**Job:** Print all the entries verbatim.

=== Entries provided ===

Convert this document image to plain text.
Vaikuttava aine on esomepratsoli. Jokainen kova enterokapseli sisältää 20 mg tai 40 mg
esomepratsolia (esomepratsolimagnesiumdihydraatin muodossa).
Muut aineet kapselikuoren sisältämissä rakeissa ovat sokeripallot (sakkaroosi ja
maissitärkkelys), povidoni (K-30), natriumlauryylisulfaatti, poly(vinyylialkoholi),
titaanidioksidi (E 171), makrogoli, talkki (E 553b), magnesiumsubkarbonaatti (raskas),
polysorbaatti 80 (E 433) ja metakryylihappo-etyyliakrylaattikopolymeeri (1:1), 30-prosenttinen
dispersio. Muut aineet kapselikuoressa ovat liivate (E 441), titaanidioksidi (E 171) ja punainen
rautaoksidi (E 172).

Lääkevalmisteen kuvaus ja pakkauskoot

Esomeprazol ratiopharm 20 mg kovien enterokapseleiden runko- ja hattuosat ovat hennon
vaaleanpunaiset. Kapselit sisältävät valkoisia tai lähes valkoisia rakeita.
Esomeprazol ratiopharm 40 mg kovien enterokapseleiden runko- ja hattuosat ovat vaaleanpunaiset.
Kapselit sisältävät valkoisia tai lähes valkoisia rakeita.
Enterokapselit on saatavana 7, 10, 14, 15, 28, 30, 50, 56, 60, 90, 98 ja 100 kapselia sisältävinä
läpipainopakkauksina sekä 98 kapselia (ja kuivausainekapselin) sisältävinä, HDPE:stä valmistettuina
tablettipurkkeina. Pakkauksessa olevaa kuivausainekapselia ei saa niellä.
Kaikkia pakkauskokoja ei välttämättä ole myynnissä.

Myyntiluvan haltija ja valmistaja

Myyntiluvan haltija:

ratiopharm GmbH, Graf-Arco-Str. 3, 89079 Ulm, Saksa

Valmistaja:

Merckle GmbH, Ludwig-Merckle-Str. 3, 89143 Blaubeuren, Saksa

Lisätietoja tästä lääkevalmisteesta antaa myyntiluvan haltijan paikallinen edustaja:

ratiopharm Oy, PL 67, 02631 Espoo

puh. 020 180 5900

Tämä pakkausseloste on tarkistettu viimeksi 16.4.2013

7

===

**Exercise response:**
Convert this document image to plain text.
Vaikuttava aine on esomepratsoli. Jokainen kova enterokapseli sisältää 20 mg tai 40 mg
esomepratsolia (esomepratsolimagnesiumdihydraatin muodossa).
Muut aineet kapselikuoren sisältämissä rakeissa ovat sokeripallot (sakkaroosi ja
maissitärkkelys), povidoni (K-30), natriumlauryylisulfaatti, poly(vinyylialkoholi),
titaanidioksidi (E 171), makrogoli, talkki (E 553b), magnesiumsubkarbonaatti (raskas),
polysorbaatti 80 (E 433) ja metakryylihappo-etyyliakrylaattikopolymeeri (1:1), 30-prosenttinen
dispersio. Muut aineet kapselikuoressa ovat liivate (E 441), titaanidioksidi (E 171) ja punainen
rautaoksidi (E 172).

Lääkevalmisteen kuvaus ja pakkauskoot

Esomeprazol ratiopharm 20 mg kovien enterokapseleiden runko- ja hattuosat ovat hennon
vaaleanpunaiset. Kapselit sisältävät valkoisia tai lähes valkoisia rakeita.
Esomeprazol ratiopharm 40 mg kovien enterokapseleiden runko- ja hattuosat ovat vaaleanpunaiset.
Kapselit sisältävät valkoisia tai lähes valkoisia rakeita.
Enterokapselit on saatavana 7, 10, 14, 15, 28, 30, 50, 56, 60, 90, 98 ja 100 kapselia sisältävinä
läpipainopakkauksina sekä 98 kapselia (ja kuivausainekapselin) sisältävinä, HDPE:stä valmistettuina
tablettipurkkeina. Pakkauksessa olevaa kuivausainekapselia ei saa niellä.
Kaikkia pakkauskokoja ei välttämättä ole myynnissä.

Myyntiluvan haltija ja valmistaja

Myyntiluvan haltija:

ratiopharm GmbH, Graf-Arco-Str. 3, 89079 Ulm, Saksa

Valmistaja:

Merckle GmbH, Ludwig-Merckle-Str. 3, 89143 Blaubeuren, Saksa

Lisätietoja tästä lääkevalmisteesta antaa myyntiluvan haltijan paikallinen edustaja:

ratiopharm Oy, PL 67, 02631 Espoo

puh. 020 180 5900

Tämä pakkausseloste on tarkistettu viimeksi 16.4.2013

7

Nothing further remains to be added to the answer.